■ **What this task involves**
Copy out every line that contains the word "title".

>>>

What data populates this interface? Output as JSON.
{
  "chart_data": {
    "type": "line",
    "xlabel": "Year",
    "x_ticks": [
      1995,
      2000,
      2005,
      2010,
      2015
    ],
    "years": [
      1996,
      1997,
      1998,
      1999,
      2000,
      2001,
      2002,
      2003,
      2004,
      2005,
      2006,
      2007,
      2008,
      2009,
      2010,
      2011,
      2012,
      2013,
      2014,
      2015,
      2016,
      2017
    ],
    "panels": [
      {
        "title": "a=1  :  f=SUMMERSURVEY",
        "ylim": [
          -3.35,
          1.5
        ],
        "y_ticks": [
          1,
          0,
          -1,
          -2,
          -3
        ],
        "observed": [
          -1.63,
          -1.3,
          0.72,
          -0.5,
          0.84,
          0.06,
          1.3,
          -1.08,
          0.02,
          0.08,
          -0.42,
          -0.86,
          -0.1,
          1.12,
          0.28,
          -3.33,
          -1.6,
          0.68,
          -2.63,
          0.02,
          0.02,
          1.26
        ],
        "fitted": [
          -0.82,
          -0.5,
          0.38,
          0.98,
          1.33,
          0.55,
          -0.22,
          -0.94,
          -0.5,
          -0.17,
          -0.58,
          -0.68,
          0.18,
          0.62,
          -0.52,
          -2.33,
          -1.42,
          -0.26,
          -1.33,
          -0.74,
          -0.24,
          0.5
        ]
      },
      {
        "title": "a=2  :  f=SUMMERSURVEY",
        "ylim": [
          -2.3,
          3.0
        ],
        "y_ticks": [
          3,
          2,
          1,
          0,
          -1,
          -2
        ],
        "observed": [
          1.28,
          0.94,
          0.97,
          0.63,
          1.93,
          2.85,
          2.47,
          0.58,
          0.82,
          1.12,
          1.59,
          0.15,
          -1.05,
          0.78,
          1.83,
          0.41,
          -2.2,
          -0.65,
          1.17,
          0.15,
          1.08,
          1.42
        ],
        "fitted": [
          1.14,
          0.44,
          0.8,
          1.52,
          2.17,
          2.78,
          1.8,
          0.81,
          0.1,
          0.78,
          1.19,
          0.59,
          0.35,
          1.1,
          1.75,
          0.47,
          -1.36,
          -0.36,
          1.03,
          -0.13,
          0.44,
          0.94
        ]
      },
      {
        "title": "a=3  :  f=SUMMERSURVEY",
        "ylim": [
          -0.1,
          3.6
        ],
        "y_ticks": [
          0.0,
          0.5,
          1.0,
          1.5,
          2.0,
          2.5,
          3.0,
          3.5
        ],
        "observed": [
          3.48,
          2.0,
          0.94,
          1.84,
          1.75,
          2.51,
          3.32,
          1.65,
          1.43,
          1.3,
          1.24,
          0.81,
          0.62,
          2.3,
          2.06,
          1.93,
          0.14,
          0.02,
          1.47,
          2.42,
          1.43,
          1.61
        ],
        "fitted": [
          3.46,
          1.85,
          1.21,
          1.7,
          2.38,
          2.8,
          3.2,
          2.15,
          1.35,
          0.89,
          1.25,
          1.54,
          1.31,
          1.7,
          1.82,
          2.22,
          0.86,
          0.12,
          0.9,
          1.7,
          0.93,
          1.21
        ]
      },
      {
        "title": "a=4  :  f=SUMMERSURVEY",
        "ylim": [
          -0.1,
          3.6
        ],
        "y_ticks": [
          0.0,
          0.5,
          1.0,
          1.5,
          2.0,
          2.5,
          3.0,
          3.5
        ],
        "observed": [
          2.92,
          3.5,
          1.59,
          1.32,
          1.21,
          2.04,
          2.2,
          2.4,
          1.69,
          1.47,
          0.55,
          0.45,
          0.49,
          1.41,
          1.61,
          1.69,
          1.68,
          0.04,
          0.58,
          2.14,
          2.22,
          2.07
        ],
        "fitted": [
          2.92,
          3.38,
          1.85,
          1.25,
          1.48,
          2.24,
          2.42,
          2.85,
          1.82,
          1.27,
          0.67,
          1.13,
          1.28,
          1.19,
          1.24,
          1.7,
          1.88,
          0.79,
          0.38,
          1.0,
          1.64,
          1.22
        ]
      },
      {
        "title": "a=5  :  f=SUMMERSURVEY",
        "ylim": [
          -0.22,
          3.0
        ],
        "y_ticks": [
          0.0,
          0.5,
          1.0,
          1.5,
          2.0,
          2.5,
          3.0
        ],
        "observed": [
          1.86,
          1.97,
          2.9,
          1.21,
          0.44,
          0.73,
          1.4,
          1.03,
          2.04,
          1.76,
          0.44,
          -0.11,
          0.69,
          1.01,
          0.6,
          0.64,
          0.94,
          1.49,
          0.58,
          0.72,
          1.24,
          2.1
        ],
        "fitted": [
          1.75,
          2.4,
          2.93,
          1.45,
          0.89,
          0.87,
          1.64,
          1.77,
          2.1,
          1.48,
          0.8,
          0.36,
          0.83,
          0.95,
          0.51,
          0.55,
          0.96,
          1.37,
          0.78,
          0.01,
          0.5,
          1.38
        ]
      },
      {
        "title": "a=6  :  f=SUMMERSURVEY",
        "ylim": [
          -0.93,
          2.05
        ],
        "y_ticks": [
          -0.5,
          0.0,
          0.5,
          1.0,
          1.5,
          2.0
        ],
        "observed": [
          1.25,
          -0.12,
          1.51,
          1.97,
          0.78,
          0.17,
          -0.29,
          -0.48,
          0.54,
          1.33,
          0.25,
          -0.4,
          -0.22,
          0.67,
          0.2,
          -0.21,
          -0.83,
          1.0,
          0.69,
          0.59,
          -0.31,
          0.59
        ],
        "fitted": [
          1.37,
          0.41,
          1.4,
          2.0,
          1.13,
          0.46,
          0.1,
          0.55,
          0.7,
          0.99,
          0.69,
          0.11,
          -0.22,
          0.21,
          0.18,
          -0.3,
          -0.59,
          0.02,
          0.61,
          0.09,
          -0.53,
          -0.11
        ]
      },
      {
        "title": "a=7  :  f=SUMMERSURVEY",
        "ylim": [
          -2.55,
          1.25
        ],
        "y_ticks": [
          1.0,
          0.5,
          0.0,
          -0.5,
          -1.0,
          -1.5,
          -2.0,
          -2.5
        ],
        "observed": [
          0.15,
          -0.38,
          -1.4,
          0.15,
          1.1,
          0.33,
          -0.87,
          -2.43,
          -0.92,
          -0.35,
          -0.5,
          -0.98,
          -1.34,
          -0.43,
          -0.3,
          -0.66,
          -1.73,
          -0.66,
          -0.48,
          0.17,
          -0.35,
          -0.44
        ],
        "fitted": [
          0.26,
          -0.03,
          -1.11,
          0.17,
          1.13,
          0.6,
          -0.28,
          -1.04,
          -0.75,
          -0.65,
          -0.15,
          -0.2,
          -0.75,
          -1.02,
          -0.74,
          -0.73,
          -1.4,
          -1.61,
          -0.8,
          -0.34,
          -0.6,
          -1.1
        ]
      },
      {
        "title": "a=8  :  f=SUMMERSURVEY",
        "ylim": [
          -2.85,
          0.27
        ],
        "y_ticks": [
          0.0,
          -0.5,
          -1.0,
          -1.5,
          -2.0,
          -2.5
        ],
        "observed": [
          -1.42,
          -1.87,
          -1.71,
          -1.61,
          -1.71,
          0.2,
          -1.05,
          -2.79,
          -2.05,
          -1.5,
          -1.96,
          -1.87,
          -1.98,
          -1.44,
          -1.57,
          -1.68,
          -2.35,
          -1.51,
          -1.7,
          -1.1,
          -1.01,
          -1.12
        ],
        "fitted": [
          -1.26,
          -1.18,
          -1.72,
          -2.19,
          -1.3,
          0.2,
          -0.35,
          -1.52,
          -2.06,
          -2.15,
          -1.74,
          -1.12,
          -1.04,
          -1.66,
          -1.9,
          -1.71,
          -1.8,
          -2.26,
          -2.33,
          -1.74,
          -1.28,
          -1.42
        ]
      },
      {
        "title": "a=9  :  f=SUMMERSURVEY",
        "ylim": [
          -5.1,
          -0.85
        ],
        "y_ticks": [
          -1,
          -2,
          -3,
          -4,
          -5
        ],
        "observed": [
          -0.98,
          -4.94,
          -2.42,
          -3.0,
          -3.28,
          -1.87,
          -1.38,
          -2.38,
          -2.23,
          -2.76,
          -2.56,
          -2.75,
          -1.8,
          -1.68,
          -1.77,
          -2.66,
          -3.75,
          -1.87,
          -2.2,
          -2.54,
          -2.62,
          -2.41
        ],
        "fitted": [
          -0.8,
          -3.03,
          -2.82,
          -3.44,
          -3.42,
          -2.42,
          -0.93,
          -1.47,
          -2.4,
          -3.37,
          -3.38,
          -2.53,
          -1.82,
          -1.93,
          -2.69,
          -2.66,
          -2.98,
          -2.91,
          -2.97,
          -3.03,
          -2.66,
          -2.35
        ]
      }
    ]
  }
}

<<<

■ **Task output**
        "title": "a=1  :  f=SUMMERSURVEY",
        "title": "a=2  :  f=SUMMERSURVEY",
        "title": "a=3  :  f=SUMMERSURVEY",
        "title": "a=4  :  f=SUMMERSURVEY",
        "title": "a=5  :  f=SUMMERSURVEY",
        "title": "a=6  :  f=SUMMERSURVEY",
        "title": "a=7  :  f=SUMMERSURVEY",
        "title": "a=8  :  f=SUMMERSURVEY",
        "title": "a=9  :  f=SUMMERSURVEY",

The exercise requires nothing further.